Find the lines holding the string "Issue" in the data, then copy all of them.

-- Begin --

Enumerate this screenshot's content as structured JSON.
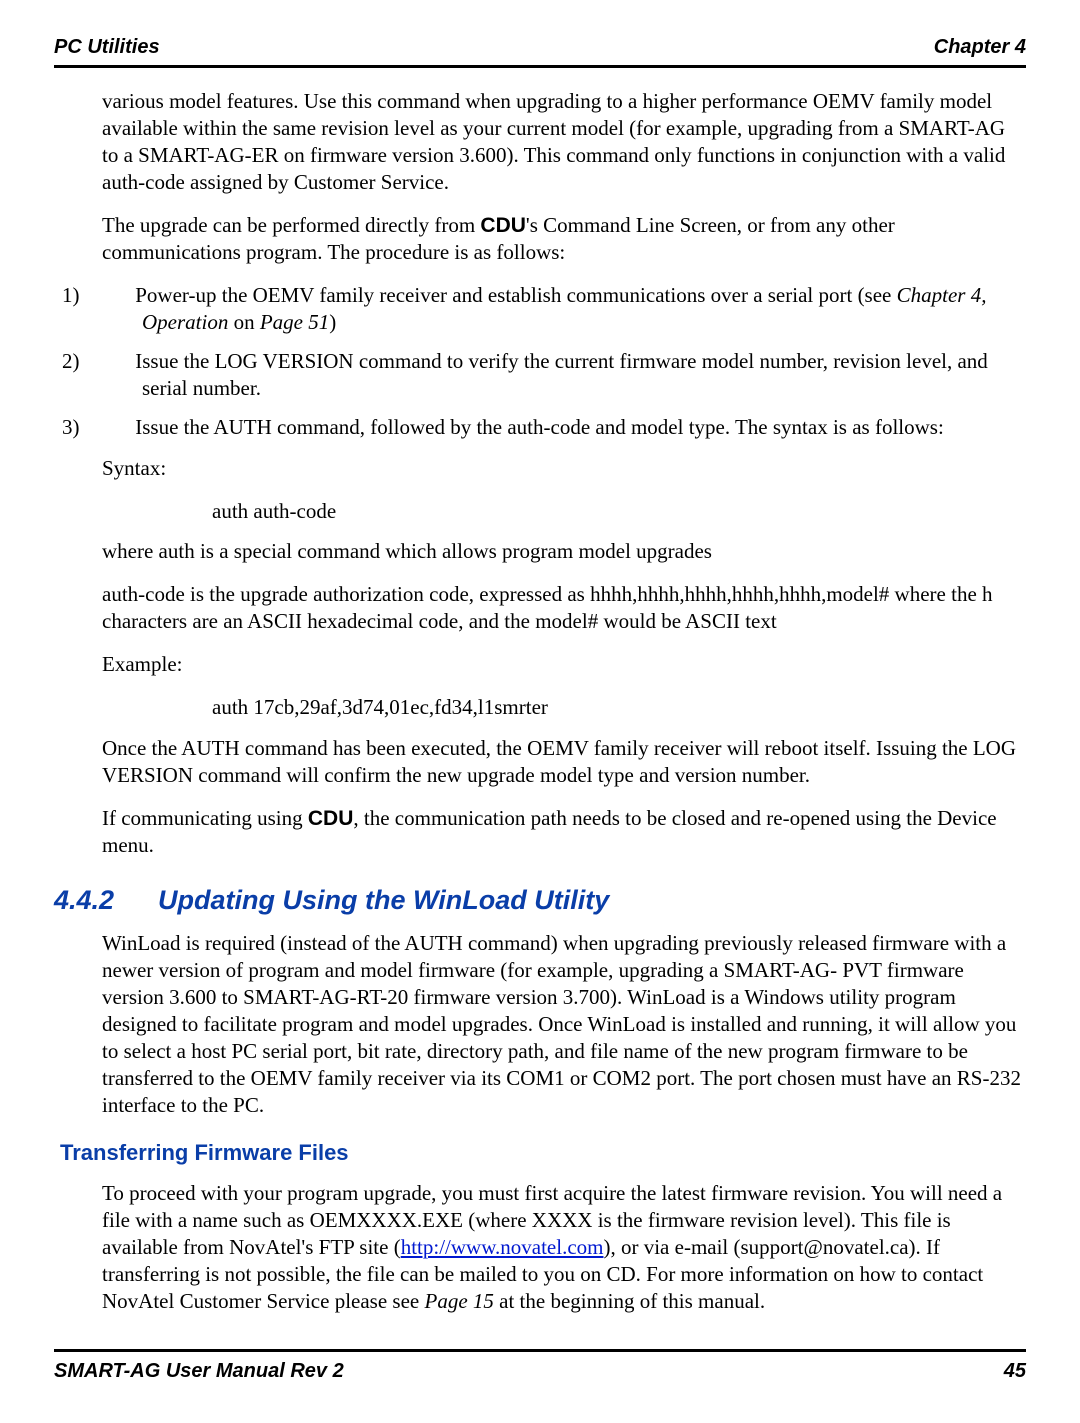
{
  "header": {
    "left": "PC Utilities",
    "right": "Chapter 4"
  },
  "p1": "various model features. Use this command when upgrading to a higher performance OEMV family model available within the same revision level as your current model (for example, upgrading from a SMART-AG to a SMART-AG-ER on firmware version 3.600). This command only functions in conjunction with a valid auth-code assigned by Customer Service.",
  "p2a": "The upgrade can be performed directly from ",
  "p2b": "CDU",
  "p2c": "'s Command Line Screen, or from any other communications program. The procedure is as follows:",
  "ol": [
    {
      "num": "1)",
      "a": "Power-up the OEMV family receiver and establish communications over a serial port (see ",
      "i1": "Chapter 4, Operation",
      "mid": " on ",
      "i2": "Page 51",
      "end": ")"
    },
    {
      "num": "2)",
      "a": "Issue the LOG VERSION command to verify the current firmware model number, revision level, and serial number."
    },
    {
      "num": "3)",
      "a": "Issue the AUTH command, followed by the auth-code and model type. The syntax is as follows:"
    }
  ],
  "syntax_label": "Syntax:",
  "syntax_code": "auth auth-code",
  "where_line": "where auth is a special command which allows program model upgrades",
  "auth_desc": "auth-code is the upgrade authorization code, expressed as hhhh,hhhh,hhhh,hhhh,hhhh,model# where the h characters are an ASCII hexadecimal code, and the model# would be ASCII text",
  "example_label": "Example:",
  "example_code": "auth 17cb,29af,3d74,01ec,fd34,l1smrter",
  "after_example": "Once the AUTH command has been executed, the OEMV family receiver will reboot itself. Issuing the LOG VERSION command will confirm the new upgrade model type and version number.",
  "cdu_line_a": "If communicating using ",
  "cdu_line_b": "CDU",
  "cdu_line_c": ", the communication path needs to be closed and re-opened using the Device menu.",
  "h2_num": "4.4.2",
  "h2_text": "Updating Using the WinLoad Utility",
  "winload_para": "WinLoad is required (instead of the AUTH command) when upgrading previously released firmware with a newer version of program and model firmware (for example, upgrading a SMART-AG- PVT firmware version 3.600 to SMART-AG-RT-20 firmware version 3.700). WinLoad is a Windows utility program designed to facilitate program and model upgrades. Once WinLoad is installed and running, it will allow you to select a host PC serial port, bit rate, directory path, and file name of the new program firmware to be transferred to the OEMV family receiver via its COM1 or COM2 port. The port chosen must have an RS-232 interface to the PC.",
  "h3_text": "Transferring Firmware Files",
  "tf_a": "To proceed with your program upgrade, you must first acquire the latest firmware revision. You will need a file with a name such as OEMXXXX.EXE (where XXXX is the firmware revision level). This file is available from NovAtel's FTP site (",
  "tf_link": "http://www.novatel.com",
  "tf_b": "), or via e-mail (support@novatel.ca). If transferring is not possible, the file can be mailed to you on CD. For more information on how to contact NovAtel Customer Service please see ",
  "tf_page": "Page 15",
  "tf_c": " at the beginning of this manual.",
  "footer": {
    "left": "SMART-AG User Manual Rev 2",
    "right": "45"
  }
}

-- End --

OUTPUT FOR THIS TASK
      "a": "Issue the LOG VERSION command to verify the current firmware model number, revision level, and serial number."
      "a": "Issue the AUTH command, followed by the auth-code and model type. The syntax is as follows:"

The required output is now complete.